WORK TO COMPLETE> Your task is to reproduce the material exactly.

......

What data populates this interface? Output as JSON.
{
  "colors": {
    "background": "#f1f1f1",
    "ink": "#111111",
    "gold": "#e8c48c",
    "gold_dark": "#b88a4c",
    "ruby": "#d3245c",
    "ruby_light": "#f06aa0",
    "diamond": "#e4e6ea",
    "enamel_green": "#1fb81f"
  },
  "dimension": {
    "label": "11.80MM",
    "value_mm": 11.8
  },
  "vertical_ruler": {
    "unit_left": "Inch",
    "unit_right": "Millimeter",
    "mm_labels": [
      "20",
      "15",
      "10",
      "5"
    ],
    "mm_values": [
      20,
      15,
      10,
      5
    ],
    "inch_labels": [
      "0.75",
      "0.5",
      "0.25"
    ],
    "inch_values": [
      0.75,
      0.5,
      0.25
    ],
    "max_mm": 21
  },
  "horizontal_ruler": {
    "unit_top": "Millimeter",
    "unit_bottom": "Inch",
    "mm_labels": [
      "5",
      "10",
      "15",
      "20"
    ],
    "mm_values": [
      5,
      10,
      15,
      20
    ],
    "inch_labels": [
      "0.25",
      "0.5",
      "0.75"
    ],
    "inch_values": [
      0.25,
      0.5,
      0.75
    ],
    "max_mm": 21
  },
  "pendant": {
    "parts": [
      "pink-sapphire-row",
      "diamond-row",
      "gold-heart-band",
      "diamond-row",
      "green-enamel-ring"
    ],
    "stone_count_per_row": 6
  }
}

......

EXERCISE SOLUTION>
What data populates this interface? Output as JSON.
{
  "colors": {
    "background": "#f1f1f1",
    "ink": "#111111",
    "gold": "#e8c48c",
    "gold_dark": "#b88a4c",
    "ruby": "#d3245c",
    "ruby_light": "#f06aa0",
    "diamond": "#e4e6ea",
    "enamel_green": "#1fb81f"
  },
  "dimension": {
    "label": "11.80MM",
    "value_mm": 11.8
  },
  "vertical_ruler": {
    "unit_left": "Inch",
    "unit_right": "Millimeter",
    "mm_labels": [
      "20",
      "15",
      "10",
      "5"
    ],
    "mm_values": [
      20,
      15,
      10,
      5
    ],
    "inch_labels": [
      "0.75",
      "0.5",
      "0.25"
    ],
    "inch_values": [
      0.75,
      0.5,
      0.25
    ],
    "max_mm": 21
  },
  "horizontal_ruler": {
    "unit_top": "Millimeter",
    "unit_bottom": "Inch",
    "mm_labels": [
      "5",
      "10",
      "15",
      "20"
    ],
    "mm_values": [
      5,
      10,
      15,
      20
    ],
    "inch_labels": [
      "0.25",
      "0.5",
      "0.75"
    ],
    "inch_values": [
      0.25,
      0.5,
      0.75
    ],
    "max_mm": 21
  },
  "pendant": {
    "parts": [
      "pink-sapphire-row",
      "diamond-row",
      "gold-heart-band",
      "diamond-row",
      "green-enamel-ring"
    ],
    "stone_count_per_row": 6
  }
}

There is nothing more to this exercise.